What this task involves —
Report all lines from the entries below in which "panel" appears.

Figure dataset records
■ ■ ■ ■ ■ ■ ■

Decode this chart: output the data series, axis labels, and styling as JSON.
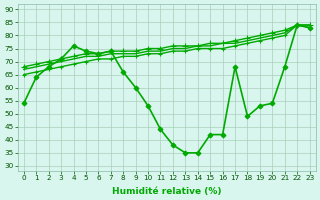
{
  "title": "",
  "xlabel": "Humidité relative (%)",
  "ylabel": "",
  "bg_color": "#d8f5ee",
  "grid_color": "#aacfbb",
  "line_color": "#00aa00",
  "xlim": [
    -0.5,
    23.5
  ],
  "ylim": [
    28,
    92
  ],
  "yticks": [
    30,
    35,
    40,
    45,
    50,
    55,
    60,
    65,
    70,
    75,
    80,
    85,
    90
  ],
  "xticks": [
    0,
    1,
    2,
    3,
    4,
    5,
    6,
    7,
    8,
    9,
    10,
    11,
    12,
    13,
    14,
    15,
    16,
    17,
    18,
    19,
    20,
    21,
    22,
    23
  ],
  "series": [
    {
      "x": [
        0,
        1,
        2,
        3,
        4,
        5,
        6,
        7,
        8,
        9,
        10,
        11,
        12,
        13,
        14,
        15,
        16,
        17,
        18,
        19,
        20,
        21,
        22,
        23
      ],
      "y": [
        54,
        64,
        68,
        71,
        76,
        74,
        73,
        74,
        66,
        60,
        53,
        44,
        38,
        35,
        35,
        42,
        42,
        68,
        49,
        53,
        54,
        68,
        84,
        83
      ],
      "marker": "D",
      "markersize": 2.5,
      "linewidth": 1.2,
      "linestyle": "-"
    },
    {
      "x": [
        0,
        1,
        2,
        3,
        4,
        5,
        6,
        7,
        8,
        9,
        10,
        11,
        12,
        13,
        14,
        15,
        16,
        17,
        18,
        19,
        20,
        21,
        22,
        23
      ],
      "y": [
        68,
        69,
        70,
        71,
        72,
        73,
        73,
        74,
        74,
        74,
        75,
        75,
        76,
        76,
        76,
        77,
        77,
        78,
        79,
        80,
        81,
        82,
        84,
        84
      ],
      "marker": "+",
      "markersize": 4,
      "linewidth": 1.0,
      "linestyle": "-"
    },
    {
      "x": [
        0,
        1,
        2,
        3,
        4,
        5,
        6,
        7,
        8,
        9,
        10,
        11,
        12,
        13,
        14,
        15,
        16,
        17,
        18,
        19,
        20,
        21,
        22,
        23
      ],
      "y": [
        67,
        68,
        69,
        70,
        71,
        72,
        72,
        73,
        73,
        73,
        74,
        74,
        75,
        75,
        76,
        76,
        77,
        77,
        78,
        79,
        80,
        81,
        84,
        84
      ],
      "marker": null,
      "markersize": 0,
      "linewidth": 1.0,
      "linestyle": "-"
    },
    {
      "x": [
        0,
        1,
        2,
        3,
        4,
        5,
        6,
        7,
        8,
        9,
        10,
        11,
        12,
        13,
        14,
        15,
        16,
        17,
        18,
        19,
        20,
        21,
        22,
        23
      ],
      "y": [
        65,
        66,
        67,
        68,
        69,
        70,
        71,
        71,
        72,
        72,
        73,
        73,
        74,
        74,
        75,
        75,
        75,
        76,
        77,
        78,
        79,
        80,
        84,
        83
      ],
      "marker": "+",
      "markersize": 3,
      "linewidth": 1.0,
      "linestyle": "-"
    }
  ],
  "xlabel_fontsize": 6.5,
  "tick_fontsize": 5.2,
  "figsize": [
    3.2,
    2.0
  ],
  "dpi": 100
}
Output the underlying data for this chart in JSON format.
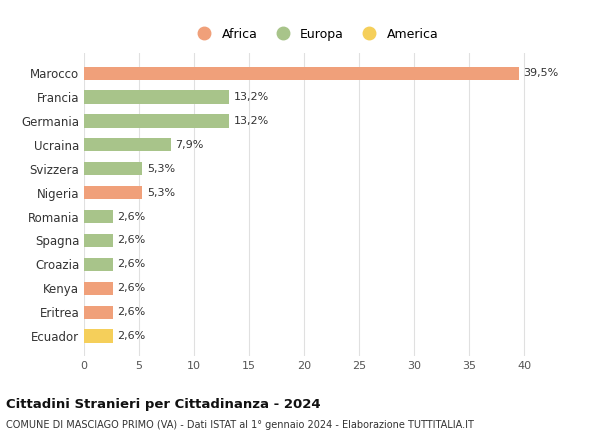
{
  "categories": [
    "Ecuador",
    "Eritrea",
    "Kenya",
    "Croazia",
    "Spagna",
    "Romania",
    "Nigeria",
    "Svizzera",
    "Ucraina",
    "Germania",
    "Francia",
    "Marocco"
  ],
  "values": [
    2.6,
    2.6,
    2.6,
    2.6,
    2.6,
    2.6,
    5.3,
    5.3,
    7.9,
    13.2,
    13.2,
    39.5
  ],
  "labels": [
    "2,6%",
    "2,6%",
    "2,6%",
    "2,6%",
    "2,6%",
    "2,6%",
    "5,3%",
    "5,3%",
    "7,9%",
    "13,2%",
    "13,2%",
    "39,5%"
  ],
  "colors": [
    "#f5cf5a",
    "#f0a07a",
    "#f0a07a",
    "#a8c48a",
    "#a8c48a",
    "#a8c48a",
    "#f0a07a",
    "#a8c48a",
    "#a8c48a",
    "#a8c48a",
    "#a8c48a",
    "#f0a07a"
  ],
  "continent_colors": {
    "Africa": "#f0a07a",
    "Europa": "#a8c48a",
    "America": "#f5cf5a"
  },
  "legend_labels": [
    "Africa",
    "Europa",
    "America"
  ],
  "title_bold": "Cittadini Stranieri per Cittadinanza - 2024",
  "subtitle": "COMUNE DI MASCIAGO PRIMO (VA) - Dati ISTAT al 1° gennaio 2024 - Elaborazione TUTTITALIA.IT",
  "xlim": [
    0,
    42
  ],
  "xticks": [
    0,
    5,
    10,
    15,
    20,
    25,
    30,
    35,
    40
  ],
  "background_color": "#ffffff",
  "grid_color": "#e0e0e0",
  "bar_height": 0.55
}
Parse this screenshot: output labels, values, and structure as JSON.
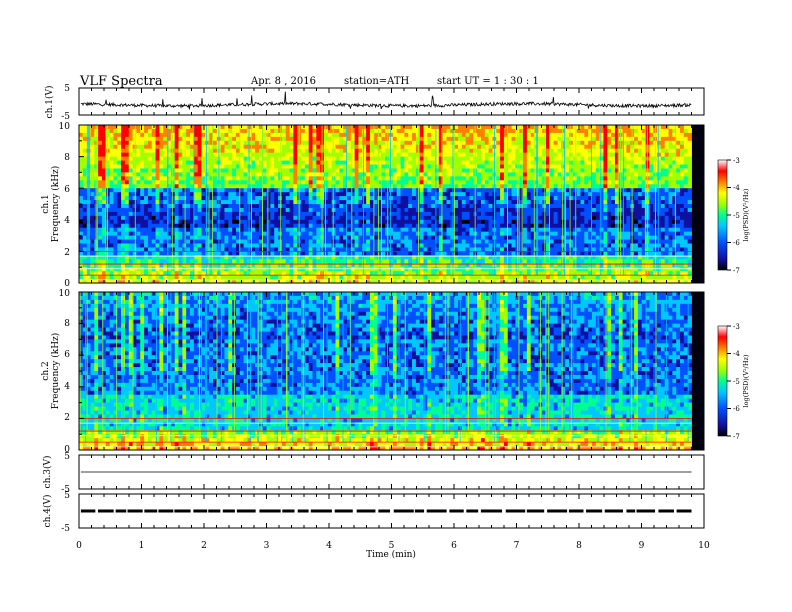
{
  "header": {
    "title": "VLF  Spectra",
    "date": "Apr. 8  , 2016",
    "station": "station=ATH",
    "start": "start  UT  =   1  : 30 : 1"
  },
  "chart_data": [
    {
      "type": "line",
      "panel": "ch1-waveform",
      "ylabel": "ch.1(V)",
      "ylim": [
        -5,
        5
      ],
      "yticks": [
        "5",
        "-5"
      ],
      "xlim": [
        0,
        10
      ],
      "mean": -1.2,
      "x_end": 9.8
    },
    {
      "type": "heatmap",
      "panel": "ch1-spectrogram",
      "ylabel": "ch.1",
      "ylabel2": "Frequency  (kHz)",
      "ylim": [
        0,
        10
      ],
      "yticks": [
        "0",
        "2",
        "4",
        "6",
        "8",
        "10"
      ],
      "xlim": [
        0,
        10
      ],
      "x_end": 9.8,
      "colorbar": {
        "label": "log(PSD)(V²/Hz)",
        "range": [
          -7,
          -3
        ],
        "ticks": [
          "-3",
          "-4",
          "-5",
          "-6",
          "-7"
        ]
      }
    },
    {
      "type": "heatmap",
      "panel": "ch2-spectrogram",
      "ylabel": "ch.2",
      "ylabel2": "Frequency  (kHz)",
      "ylim": [
        0,
        10
      ],
      "yticks": [
        "0",
        "2",
        "4",
        "6",
        "8",
        "10"
      ],
      "xlim": [
        0,
        10
      ],
      "x_end": 9.8,
      "colorbar": {
        "label": "log(PSD)(V²/Hz)",
        "range": [
          -7,
          -3
        ],
        "ticks": [
          "-3",
          "-4",
          "-5",
          "-6",
          "-7"
        ]
      }
    },
    {
      "type": "line",
      "panel": "ch3-waveform",
      "ylabel": "ch.3(V)",
      "ylim": [
        -5,
        5
      ],
      "yticks": [
        "5",
        "-5"
      ],
      "xlim": [
        0,
        10
      ],
      "mean": 0,
      "x_end": 9.8
    },
    {
      "type": "line",
      "panel": "ch4-waveform",
      "ylabel": "ch.4(V)",
      "ylim": [
        -5,
        5
      ],
      "yticks": [
        "5",
        "-5"
      ],
      "xlim": [
        0,
        10
      ],
      "mean": 0,
      "x_end": 9.8
    }
  ],
  "xaxis": {
    "label": "Time  (min)",
    "ticks": [
      "0",
      "1",
      "2",
      "3",
      "4",
      "5",
      "6",
      "7",
      "8",
      "9",
      "10"
    ]
  },
  "colors": {
    "frame": "#000000",
    "waveform": "#000000",
    "colormap": [
      "#000000",
      "#1010a0",
      "#0050ff",
      "#00c8ff",
      "#00ff90",
      "#a0ff00",
      "#ffff00",
      "#ff8000",
      "#ff0000",
      "#ffffff"
    ]
  }
}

■ ■ ■ ■ ■ ■ ■

The output —
      "panel": "ch1-waveform",
      "panel": "ch1-spectrogram",
      "panel": "ch2-spectrogram",
      "panel": "ch3-waveform",
      "panel": "ch4-waveform",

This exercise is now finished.